**How to complete this task:** Examine the data below and state how many lines contain "equipment", offering no other words.

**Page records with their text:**
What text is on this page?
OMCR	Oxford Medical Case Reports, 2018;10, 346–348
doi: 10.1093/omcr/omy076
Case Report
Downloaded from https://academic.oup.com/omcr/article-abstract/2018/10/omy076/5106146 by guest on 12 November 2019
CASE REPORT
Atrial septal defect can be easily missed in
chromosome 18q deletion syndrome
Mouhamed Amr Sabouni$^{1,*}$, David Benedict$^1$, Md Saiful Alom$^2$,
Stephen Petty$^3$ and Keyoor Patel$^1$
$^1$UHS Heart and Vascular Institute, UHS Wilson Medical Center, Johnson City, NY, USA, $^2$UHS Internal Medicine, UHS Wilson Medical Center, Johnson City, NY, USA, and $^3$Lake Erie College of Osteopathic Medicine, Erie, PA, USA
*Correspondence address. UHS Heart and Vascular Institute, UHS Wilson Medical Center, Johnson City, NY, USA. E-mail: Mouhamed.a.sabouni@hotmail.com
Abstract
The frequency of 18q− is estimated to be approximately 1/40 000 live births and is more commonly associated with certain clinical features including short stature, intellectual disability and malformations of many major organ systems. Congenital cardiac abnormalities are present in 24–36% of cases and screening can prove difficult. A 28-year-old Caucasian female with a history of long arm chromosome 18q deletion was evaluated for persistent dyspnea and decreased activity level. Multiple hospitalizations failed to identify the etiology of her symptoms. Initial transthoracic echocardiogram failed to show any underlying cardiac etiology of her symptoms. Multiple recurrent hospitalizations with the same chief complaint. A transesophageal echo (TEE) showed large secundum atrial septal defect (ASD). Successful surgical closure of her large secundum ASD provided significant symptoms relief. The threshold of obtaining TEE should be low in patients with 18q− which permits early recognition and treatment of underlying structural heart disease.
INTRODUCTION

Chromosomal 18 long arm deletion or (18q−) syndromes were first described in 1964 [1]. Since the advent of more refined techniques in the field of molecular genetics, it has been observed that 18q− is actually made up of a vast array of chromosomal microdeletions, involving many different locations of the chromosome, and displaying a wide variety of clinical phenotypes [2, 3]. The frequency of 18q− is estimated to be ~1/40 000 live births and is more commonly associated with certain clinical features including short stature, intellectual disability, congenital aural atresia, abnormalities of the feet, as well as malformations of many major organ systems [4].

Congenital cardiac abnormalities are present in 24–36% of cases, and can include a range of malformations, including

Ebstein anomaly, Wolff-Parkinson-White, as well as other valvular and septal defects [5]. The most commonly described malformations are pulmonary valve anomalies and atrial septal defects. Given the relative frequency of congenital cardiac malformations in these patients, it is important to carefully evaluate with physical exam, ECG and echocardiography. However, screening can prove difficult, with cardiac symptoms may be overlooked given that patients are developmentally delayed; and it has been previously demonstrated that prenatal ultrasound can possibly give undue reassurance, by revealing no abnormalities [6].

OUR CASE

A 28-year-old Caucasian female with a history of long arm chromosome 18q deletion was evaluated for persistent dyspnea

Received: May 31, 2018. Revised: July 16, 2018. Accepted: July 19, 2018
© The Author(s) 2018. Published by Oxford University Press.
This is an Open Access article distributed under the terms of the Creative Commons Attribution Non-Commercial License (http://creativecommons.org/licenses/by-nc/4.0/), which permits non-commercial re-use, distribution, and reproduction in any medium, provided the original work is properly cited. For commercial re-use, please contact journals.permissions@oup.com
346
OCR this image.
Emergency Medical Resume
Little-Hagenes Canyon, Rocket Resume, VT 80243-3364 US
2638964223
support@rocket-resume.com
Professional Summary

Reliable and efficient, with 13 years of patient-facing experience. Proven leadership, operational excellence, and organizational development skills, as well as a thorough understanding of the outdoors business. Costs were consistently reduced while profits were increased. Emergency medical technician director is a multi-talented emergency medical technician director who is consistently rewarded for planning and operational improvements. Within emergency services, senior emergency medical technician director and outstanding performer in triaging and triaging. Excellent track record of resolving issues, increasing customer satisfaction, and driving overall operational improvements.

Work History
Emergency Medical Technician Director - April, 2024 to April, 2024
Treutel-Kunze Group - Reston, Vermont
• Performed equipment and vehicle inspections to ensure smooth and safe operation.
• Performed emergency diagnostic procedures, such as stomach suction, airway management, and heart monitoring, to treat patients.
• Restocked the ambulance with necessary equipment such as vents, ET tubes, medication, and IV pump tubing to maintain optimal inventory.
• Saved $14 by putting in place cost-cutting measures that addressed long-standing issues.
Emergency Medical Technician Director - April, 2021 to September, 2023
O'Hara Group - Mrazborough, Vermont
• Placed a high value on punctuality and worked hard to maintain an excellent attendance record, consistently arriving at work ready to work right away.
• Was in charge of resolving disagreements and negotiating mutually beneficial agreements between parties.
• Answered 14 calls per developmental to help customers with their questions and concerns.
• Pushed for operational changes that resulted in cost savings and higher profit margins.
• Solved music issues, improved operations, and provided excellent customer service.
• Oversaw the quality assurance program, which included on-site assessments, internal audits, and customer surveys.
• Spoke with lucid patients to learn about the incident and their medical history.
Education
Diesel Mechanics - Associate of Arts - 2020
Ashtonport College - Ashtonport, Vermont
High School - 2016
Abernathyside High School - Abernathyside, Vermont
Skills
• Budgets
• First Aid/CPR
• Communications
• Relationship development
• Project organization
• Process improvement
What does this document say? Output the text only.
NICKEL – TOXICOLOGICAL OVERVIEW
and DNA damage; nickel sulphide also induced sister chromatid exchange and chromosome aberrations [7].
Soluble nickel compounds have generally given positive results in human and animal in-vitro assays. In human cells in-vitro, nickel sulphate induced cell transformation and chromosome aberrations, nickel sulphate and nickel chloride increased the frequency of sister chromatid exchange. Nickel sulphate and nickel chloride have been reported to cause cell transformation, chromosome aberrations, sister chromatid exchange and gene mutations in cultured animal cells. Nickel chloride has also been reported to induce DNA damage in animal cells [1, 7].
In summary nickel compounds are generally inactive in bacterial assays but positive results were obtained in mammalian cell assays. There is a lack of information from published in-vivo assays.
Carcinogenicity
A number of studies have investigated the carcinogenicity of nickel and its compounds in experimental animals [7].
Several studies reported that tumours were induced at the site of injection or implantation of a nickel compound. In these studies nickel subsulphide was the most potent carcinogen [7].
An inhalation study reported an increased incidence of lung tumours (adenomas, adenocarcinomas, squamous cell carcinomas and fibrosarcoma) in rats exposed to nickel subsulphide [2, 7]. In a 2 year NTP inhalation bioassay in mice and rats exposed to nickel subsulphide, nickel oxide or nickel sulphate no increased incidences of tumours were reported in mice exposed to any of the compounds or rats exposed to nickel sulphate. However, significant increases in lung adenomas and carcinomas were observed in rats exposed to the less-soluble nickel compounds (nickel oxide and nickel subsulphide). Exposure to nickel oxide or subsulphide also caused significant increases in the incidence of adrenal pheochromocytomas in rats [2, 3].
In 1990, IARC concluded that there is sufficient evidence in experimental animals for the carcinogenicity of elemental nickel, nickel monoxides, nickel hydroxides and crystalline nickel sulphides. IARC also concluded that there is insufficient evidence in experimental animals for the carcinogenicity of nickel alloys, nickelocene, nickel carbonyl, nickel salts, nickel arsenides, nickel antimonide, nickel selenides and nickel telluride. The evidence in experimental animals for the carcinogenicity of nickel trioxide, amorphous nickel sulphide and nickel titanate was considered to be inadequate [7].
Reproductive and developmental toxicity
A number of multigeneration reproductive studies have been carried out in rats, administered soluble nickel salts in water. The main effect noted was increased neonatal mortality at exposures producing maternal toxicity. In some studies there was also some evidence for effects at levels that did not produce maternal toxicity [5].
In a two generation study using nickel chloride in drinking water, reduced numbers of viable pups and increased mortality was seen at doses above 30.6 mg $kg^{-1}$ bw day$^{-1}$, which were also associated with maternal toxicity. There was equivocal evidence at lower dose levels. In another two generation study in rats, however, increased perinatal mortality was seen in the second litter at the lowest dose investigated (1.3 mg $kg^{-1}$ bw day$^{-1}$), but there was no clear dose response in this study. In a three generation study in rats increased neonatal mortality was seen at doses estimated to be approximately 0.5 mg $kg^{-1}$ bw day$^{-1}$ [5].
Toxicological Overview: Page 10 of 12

**The completed task:** 2